--- WRITTEN EXERCISE ---
Make an exact copy of all the material below, apart from the pictures.

# START OF GIVEN ENTRIES

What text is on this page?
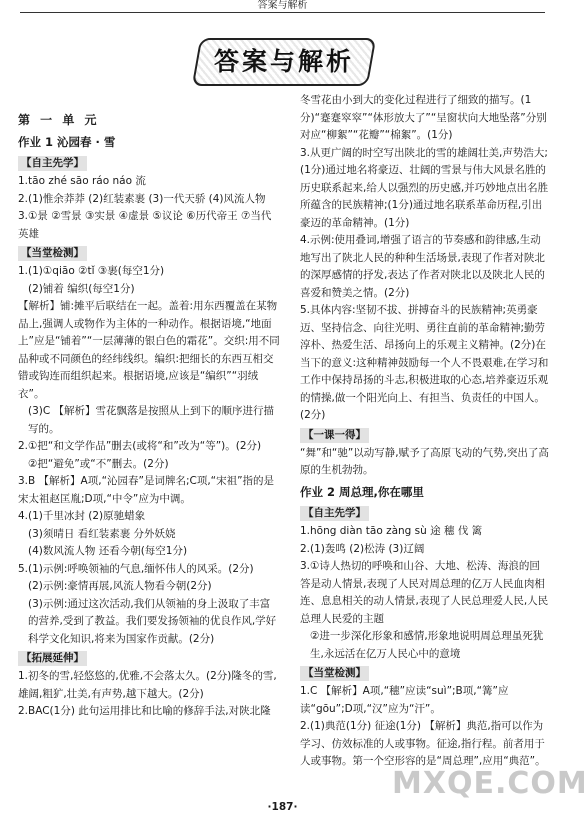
答案与解析
答案与解析
第 一 单 元
作业 1 沁园春 · 雪
【自主先学】
1.tāo zhé sāo ráo náo 流
2.(1)惟余莽莽 (2)红装素裹 (3)一代天骄 (4)风流人物
3.①景 ②雪景 ③实景 ④虚景 ⑤议论 ⑥历代帝王 ⑦当代英雄
【当堂检测】
1.(1)①qiāo ②tǐ ③裹(每空1分)
(2)铺着 编织(每空1分)
【解析】铺:摊平后联结在一起。盖着:用东西覆盖在某物品上,强调人或物作为主体的一种动作。根据语境,“地面上”应是“铺着”“一层薄薄的银白色的霜花”。交织:用不同品种或不同颜色的经纬线织。编织:把细长的东西互相交错或钩连而组织起来。根据语境,应该是“编织”“羽绒衣”。
(3)C 【解析】雪花飘落是按照从上到下的顺序进行描写的。
2.①把“和文学作品”删去(或将“和”改为“等”)。(2分)
②把“避免”或“不”删去。(2分)
3.B 【解析】A项,“沁园春”是词牌名;C项,“宋祖”指的是宋太祖赵匡胤;D项,“中令”应为中调。
4.(1)千里冰封 (2)原驰蜡象
(3)须晴日 看红装素裹 分外妖娆
(4)数风流人物 还看今朝(每空1分)
5.(1)示例:呼唤领袖的气息,缅怀伟人的风采。(2分)
(2)示例:豪情再展,风流人物看今朝(2分)
(3)示例:通过这次活动,我们从领袖的身上汲取了丰富的营养,受到了教益。我们要发扬领袖的优良作风,学好科学文化知识,将来为国家作贡献。(2分)
【拓展延伸】
1.初冬的雪,轻悠悠的,优雅,不会落太久。(2分)隆冬的雪,雄阔,粗犷,壮美,有声势,越下越大。(2分)
2.BAC(1分) 此句运用排比和比喻的修辞手法,对陕北隆
冬雪花由小到大的变化过程进行了细致的描写。(1分)“蹇蹇窣窣”“体形放大了”“呈窗状向大地坠落”分别对应“柳絮”“花瓣”“棉絮”。(1分)
3.从更广阔的时空写出陕北的雪的雄阔壮美,声势浩大;(1分)通过地名将豪迈、壮阔的雪景与伟大风景名胜的历史联系起来,给人以强烈的历史感,并巧妙地点出名胜所蕴含的民族精神;(1分)通过地名联系革命历程,引出豪迈的革命精神。(1分)
4.示例:使用叠词,增强了语言的节奏感和韵律感,生动地写出了陕北人民的种种生活场景,表现了作者对陕北的深厚感情的抒发,表达了作者对陕北以及陕北人民的喜爱和赞美之情。(2分)
5.具体内容:坚韧不拔、拼搏奋斗的民族精神;英勇豪迈、坚持信念、向往光明、勇往直前的革命精神;勤劳淳朴、热爱生活、昂扬向上的乐观主义精神。(2分)在当下的意义:这种精神鼓励每一个人不畏艰难,在学习和工作中保持昂扬的斗志,积极进取的心态,培养豪迈乐观的情操,做一个阳光向上、有担当、负责任的中国人。(2分)
【一课一得】
“舞”和“驰”以动写静,赋予了高原飞动的气势,突出了高原的生机勃勃。
作业 2 周总理,你在哪里
【自主先学】
1.hōng diàn tāo zàng sù 途 穗 伐 篱
2.(1)轰鸣 (2)松涛 (3)辽阔
3.①诗人热切的呼唤和山谷、大地、松涛、海浪的回答是动人情景,表现了人民对周总理的亿万人民血肉相连、息息相关的动人情景,表现了人民总理爱人民,人民总理人民爱的主题
②进一步深化形象和感情,形象地说明周总理虽死犹生,永远活在亿万人民心中的意境
【当堂检测】
1.C 【解析】A项,“穗”应读“suì”;B项,“篝”应读“gōu”;D项,“汉”应为“汗”。
2.(1)典范(1分) 征途(1分) 【解析】典范,指可以作为学习、仿效标准的人或事物。征途,指行程。前者用于人或事物。第一个空形容的是“周总理”,应用“典范”。
MXQE.COM
·187·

# END OF GIVEN ENTRIES

--- RESPONSE BELOW ---
What text is on this page?
答案与解析
答案与解析
第 一 单 元
作业 1 沁园春 · 雪
【自主先学】
1.tāo zhé sāo ráo náo 流
2.(1)惟余莽莽 (2)红装素裹 (3)一代天骄 (4)风流人物
3.①景 ②雪景 ③实景 ④虚景 ⑤议论 ⑥历代帝王 ⑦当代英雄
【当堂检测】
1.(1)①qiāo ②tǐ ③裹(每空1分)
(2)铺着 编织(每空1分)
【解析】铺:摊平后联结在一起。盖着:用东西覆盖在某物品上,强调人或物作为主体的一种动作。根据语境,“地面上”应是“铺着”“一层薄薄的银白色的霜花”。交织:用不同品种或不同颜色的经纬线织。编织:把细长的东西互相交错或钩连而组织起来。根据语境,应该是“编织”“羽绒衣”。
(3)C 【解析】雪花飘落是按照从上到下的顺序进行描写的。
2.①把“和文学作品”删去(或将“和”改为“等”)。(2分)
②把“避免”或“不”删去。(2分)
3.B 【解析】A项,“沁园春”是词牌名;C项,“宋祖”指的是宋太祖赵匡胤;D项,“中令”应为中调。
4.(1)千里冰封 (2)原驰蜡象
(3)须晴日 看红装素裹 分外妖娆
(4)数风流人物 还看今朝(每空1分)
5.(1)示例:呼唤领袖的气息,缅怀伟人的风采。(2分)
(2)示例:豪情再展,风流人物看今朝(2分)
(3)示例:通过这次活动,我们从领袖的身上汲取了丰富的营养,受到了教益。我们要发扬领袖的优良作风,学好科学文化知识,将来为国家作贡献。(2分)
【拓展延伸】
1.初冬的雪,轻悠悠的,优雅,不会落太久。(2分)隆冬的雪,雄阔,粗犷,壮美,有声势,越下越大。(2分)
2.BAC(1分) 此句运用排比和比喻的修辞手法,对陕北隆
冬雪花由小到大的变化过程进行了细致的描写。(1分)“蹇蹇窣窣”“体形放大了”“呈窗状向大地坠落”分别对应“柳絮”“花瓣”“棉絮”。(1分)
3.从更广阔的时空写出陕北的雪的雄阔壮美,声势浩大;(1分)通过地名将豪迈、壮阔的雪景与伟大风景名胜的历史联系起来,给人以强烈的历史感,并巧妙地点出名胜所蕴含的民族精神;(1分)通过地名联系革命历程,引出豪迈的革命精神。(1分)
4.示例:使用叠词,增强了语言的节奏感和韵律感,生动地写出了陕北人民的种种生活场景,表现了作者对陕北的深厚感情的抒发,表达了作者对陕北以及陕北人民的喜爱和赞美之情。(2分)
5.具体内容:坚韧不拔、拼搏奋斗的民族精神;英勇豪迈、坚持信念、向往光明、勇往直前的革命精神;勤劳淳朴、热爱生活、昂扬向上的乐观主义精神。(2分)在当下的意义:这种精神鼓励每一个人不畏艰难,在学习和工作中保持昂扬的斗志,积极进取的心态,培养豪迈乐观的情操,做一个阳光向上、有担当、负责任的中国人。(2分)
【一课一得】
“舞”和“驰”以动写静,赋予了高原飞动的气势,突出了高原的生机勃勃。
作业 2 周总理,你在哪里
【自主先学】
1.hōng diàn tāo zàng sù 途 穗 伐 篱
2.(1)轰鸣 (2)松涛 (3)辽阔
3.①诗人热切的呼唤和山谷、大地、松涛、海浪的回答是动人情景,表现了人民对周总理的亿万人民血肉相连、息息相关的动人情景,表现了人民总理爱人民,人民总理人民爱的主题
②进一步深化形象和感情,形象地说明周总理虽死犹生,永远活在亿万人民心中的意境
【当堂检测】
1.C 【解析】A项,“穗”应读“suì”;B项,“篝”应读“gōu”;D项,“汉”应为“汗”。
2.(1)典范(1分) 征途(1分) 【解析】典范,指可以作为学习、仿效标准的人或事物。征途,指行程。前者用于人或事物。第一个空形容的是“周总理”,应用“典范”。
MXQE.COM
·187·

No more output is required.